_ЗАДАНИЯ_.
a – Определите, согласуются ли с отрывком из интервью с Мариной Степновой следующие утверждения: (i) Степнова считает, что здоровый и правильный образ жизни есть на Западе; (ii) по словам Степновой, коррупция есть абсолютно везде; (iii) Степнова стала мамой уже после того, как закончила роман «Сад». Для каждого утверждения ответьте «да» или «нет» и приведите точную цитату из отрывка, которая это решает.
b – Допишите продолжение отрывка из интервью с Мариной Степновой, начиная сразу после последнего вопроса.

===== ВЫБРАННЫЙ ОТРЫВОК =====

Марина Степнова: Я не знаю, к сожалению, куда нам плыть. И уж точно не считаю, что здоровый и правильный образ жизни есть на Западе или на Востоке, хотя бы потому, что много путешествую, а бывает, и довольно подолгу за пределами России живу.

Нет стран, заселенных ангелами, везде живут люди, а они базово примерно одинаково устроены в любой стране. Хорошее в них борется с плохим с переменным успехом.

Но вот тонкие настройки – другое дело. Например, везде люди воруют, но не во всех странах этим гордятся как славной исторической традицией. И коррупция есть абсолютно везде, потому что везде люди ищут выгоды для себя и для своих. Но все же есть страны, где разоблаченные коррупционеры уходят в отставку, с позором, с треском. А где-то они получают ордена и новые министерские кресла. Лично мне, конечно, больше нравится, когда плохие поступки порицаются не только обществом, но и государством. Законы должны работать одинаково для всех, иначе это не законы.

Пока вы писали роман «Сад», где остро стоит вопрос о воспитании детей, вы сами стали мамой. Сейчас самый больной вопрос о воспитании – о возможном или невозможном насилии над ребенком. Можно ли детей наказывать, заставлять что-то делать, лишать радостей за какие-то проступки? Как это пытается делать Мейзель в отношении Туси, но быстро понимает, что поступает неправильно. В XIX веке детей розгами пороли, включая и царских отпрысков. В ХХ по попе били и в угол ставили. Сегодня нельзя?

===== ЗАПИСИ НАБОРА ДАННЫХ =====

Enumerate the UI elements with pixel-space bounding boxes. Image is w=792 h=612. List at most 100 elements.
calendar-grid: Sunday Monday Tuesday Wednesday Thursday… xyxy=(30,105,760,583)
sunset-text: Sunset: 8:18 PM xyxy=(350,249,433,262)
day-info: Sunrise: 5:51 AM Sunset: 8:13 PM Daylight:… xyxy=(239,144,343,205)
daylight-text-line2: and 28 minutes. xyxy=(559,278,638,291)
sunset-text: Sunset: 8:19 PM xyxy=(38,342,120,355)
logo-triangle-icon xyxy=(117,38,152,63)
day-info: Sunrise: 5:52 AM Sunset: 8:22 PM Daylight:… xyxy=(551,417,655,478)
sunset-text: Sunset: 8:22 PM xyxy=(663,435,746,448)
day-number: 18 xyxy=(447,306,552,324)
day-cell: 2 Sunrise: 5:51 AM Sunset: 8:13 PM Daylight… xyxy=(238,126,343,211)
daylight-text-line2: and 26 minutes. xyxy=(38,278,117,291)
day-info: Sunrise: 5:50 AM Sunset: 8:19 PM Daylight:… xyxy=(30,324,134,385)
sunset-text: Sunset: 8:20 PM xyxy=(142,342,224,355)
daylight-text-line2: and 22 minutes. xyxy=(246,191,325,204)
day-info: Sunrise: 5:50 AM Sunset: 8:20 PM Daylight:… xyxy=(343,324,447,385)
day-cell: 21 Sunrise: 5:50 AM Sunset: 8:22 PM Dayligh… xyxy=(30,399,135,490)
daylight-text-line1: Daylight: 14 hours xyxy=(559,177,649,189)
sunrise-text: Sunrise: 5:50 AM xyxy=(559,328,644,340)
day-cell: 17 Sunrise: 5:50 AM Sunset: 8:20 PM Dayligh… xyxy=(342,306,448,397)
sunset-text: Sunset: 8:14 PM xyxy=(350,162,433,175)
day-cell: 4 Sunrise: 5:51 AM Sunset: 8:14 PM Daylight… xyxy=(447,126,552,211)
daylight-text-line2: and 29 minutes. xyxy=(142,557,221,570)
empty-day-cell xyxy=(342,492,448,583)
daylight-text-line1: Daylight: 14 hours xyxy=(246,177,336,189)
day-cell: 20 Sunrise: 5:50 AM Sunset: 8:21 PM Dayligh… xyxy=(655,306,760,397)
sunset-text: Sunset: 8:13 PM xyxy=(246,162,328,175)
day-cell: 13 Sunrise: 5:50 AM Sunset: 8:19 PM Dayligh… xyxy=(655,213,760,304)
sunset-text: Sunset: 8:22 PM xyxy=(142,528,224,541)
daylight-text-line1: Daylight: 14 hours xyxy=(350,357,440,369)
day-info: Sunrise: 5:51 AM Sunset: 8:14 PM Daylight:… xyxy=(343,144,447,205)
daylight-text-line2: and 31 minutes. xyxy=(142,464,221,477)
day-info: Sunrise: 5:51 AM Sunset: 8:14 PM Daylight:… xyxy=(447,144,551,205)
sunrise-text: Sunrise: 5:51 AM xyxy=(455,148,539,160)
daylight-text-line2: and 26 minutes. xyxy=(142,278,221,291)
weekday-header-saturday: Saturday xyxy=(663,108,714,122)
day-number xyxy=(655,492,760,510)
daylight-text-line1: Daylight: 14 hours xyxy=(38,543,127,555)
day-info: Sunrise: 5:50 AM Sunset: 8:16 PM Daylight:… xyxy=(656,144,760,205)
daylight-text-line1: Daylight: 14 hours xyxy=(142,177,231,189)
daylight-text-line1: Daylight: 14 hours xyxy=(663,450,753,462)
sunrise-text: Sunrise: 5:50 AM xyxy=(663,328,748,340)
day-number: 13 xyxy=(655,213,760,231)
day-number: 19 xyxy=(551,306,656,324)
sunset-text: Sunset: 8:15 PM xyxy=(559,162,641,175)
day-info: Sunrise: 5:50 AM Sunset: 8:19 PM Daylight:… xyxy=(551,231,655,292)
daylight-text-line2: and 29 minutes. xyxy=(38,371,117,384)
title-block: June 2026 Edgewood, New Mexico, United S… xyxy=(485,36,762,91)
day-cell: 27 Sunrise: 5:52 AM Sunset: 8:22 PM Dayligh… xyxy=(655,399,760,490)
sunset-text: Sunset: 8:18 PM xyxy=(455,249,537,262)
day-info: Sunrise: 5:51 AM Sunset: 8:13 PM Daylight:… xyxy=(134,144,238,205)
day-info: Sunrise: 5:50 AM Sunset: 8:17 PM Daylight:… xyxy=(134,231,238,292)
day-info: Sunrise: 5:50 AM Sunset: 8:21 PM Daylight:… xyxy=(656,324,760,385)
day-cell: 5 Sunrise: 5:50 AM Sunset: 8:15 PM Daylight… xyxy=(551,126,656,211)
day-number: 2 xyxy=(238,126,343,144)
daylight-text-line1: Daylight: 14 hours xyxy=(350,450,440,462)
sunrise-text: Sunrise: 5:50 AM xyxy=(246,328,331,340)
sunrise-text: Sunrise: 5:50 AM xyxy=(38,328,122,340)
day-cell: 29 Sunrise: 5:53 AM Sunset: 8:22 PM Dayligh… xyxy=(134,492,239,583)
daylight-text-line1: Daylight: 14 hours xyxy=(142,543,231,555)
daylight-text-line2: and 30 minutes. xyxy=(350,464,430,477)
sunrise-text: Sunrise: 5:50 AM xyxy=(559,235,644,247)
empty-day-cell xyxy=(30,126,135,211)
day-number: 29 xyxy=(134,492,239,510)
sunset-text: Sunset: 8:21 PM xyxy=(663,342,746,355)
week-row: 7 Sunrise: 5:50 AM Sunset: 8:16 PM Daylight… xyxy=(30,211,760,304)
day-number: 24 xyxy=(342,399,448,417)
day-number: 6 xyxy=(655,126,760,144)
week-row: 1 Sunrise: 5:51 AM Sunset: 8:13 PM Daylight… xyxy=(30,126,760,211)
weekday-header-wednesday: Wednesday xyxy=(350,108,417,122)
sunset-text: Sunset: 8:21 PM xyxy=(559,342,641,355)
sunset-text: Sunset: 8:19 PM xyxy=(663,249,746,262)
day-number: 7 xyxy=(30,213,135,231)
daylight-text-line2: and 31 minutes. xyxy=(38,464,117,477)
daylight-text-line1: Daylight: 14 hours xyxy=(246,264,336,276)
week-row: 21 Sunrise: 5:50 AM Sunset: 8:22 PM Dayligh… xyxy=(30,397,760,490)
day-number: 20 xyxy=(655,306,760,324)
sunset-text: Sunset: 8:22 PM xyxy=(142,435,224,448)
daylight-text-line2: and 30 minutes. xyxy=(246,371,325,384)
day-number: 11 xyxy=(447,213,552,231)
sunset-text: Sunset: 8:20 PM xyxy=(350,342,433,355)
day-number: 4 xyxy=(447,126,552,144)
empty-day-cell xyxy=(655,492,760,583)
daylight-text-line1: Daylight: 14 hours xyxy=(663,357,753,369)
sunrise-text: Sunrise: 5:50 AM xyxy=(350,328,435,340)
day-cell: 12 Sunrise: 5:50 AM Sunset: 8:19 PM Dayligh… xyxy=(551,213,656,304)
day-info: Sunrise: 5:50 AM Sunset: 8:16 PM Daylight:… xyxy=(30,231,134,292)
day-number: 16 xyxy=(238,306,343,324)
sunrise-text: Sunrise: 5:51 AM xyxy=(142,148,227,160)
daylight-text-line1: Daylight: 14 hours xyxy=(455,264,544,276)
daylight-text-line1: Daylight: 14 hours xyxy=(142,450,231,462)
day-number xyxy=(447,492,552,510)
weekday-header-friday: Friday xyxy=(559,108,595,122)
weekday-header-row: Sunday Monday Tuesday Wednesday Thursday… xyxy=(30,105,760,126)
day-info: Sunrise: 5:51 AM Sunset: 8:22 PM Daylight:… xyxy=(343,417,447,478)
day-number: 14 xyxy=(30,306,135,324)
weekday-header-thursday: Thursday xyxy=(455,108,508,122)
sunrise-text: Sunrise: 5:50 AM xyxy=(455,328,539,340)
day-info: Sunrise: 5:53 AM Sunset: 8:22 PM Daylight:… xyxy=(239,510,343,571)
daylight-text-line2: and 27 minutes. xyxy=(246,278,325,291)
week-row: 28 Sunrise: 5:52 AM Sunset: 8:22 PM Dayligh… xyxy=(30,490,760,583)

=====

_ОТВЕТЫ К ЗАДАНИЯМ_.
a –
(i) Нет: «И уж точно не считаю, что здоровый и правильный образ жизни есть на Западе или на Востоке».
(ii) Да: «И коррупция есть абсолютно везде».
(iii) Нет: «Пока вы писали роман «Сад», где остро стоит вопрос о воспитании детей, вы сами стали мамой».

b –
Марина Степнова: В «Детстве» Горького есть диалог, помните? Алеша спрашивает у бабушки: маленьких всегда бьют? И она спокойно отвечает: всегда. Это очень страшно, потому что это была тысячелетняя традиция. Притом что родители всегда по большей части любили своих детей и только добра им желали. Мало кто хочет воспитать мерзавца, все пытаются хорошего человека вырастить. Но еще страшнее, что порка или ее отсутствие не дают желаемого результата. Точнее, никто так и не понимает, что именно этот результат дает.

Меня саму не били родители никогда, несмотря на то что я росла в те времена, когда шлепок и подзатыльник были основными педагогическими приемами. Сейчас уже несколько поколений непоротых выросло – и знаете, что я вижу? Какую странную смену парадигмы? В текстах молодых писателей (а я очень много таких текстов читаю – как преподаватель литературного мастерства в CWS) все чаще главный отрицательный герой и главный источник зла – это мама. Та самая мама, которая веками в литературе была – символ святости, доброты. И, что еще удивительнее, мать сегодня – злодейка не потому что била, а просто потому, что – была. Запрещала, воспитывала, не пускала на танцульки, работала не на той работе, ходила в некрутом (или слишком крутом) платье. Это, конечно, страшновато осознавать, когда ты сама – мать. Что как бы ты ни старалась, все равно ребенок будет тебя ненавидеть. Потому что воспитание – это всегда запреты. Манипуляции. Втиснуть ребенка в общественные рамки, не помяв ему душу, невозможно. Не втискивать его – значит превратить в изгоя, изуродовать уже непоправимо. Вот в таких кандалах и приходится родителям плясать. Но все равно – никогда нельзя бить, никого. Ни детей, ни взрослых.

И последний вопрос, который я задаю писателям, пытаясь угадать ответ по их стилю. Вы «сова» или «жаворонок»? Пишете ночью или днем? Скорее всего «жаворонок».

Марина Степнова: Я – сова, которую жизнь усердно перевоспитывает. Я бы рада работать ночью, но поскольку не могу позволить себе спать потом до обеда, то пишу, когда есть время. То есть – примерно никогда.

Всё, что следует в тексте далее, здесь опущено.